Stored items
★ ★ ★ ★ ★

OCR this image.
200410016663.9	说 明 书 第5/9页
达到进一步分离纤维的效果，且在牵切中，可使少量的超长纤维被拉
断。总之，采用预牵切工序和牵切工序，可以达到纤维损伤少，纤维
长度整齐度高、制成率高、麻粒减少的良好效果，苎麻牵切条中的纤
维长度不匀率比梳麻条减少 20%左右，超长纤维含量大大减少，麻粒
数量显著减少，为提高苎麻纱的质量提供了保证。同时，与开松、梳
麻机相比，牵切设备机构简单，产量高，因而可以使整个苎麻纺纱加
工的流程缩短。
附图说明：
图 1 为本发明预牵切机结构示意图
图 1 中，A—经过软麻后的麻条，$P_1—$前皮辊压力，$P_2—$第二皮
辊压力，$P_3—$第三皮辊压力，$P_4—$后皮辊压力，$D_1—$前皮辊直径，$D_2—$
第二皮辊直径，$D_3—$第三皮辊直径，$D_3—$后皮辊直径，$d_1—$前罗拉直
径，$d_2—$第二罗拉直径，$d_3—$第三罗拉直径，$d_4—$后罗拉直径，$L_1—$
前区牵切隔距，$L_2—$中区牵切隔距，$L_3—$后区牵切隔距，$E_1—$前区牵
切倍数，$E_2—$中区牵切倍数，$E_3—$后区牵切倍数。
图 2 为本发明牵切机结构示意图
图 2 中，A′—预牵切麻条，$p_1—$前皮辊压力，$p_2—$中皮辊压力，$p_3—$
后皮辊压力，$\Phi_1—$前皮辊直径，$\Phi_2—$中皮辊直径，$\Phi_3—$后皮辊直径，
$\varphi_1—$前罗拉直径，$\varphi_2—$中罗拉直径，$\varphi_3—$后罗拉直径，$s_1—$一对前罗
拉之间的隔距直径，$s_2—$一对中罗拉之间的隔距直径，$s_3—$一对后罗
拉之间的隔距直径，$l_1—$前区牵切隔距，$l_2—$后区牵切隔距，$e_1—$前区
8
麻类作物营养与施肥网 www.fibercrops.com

★ ★ ★ ★ ★

Every line in the data above that contains "后罗拉直径" needs to be copied.

径，$d_2—$第二罗拉直径，$d_3—$第三罗拉直径，$d_4—$后罗拉直径，$L_1—$
$\varphi_1—$前罗拉直径，$\varphi_2—$中罗拉直径，$\varphi_3—$后罗拉直径，$s_1—$一对前罗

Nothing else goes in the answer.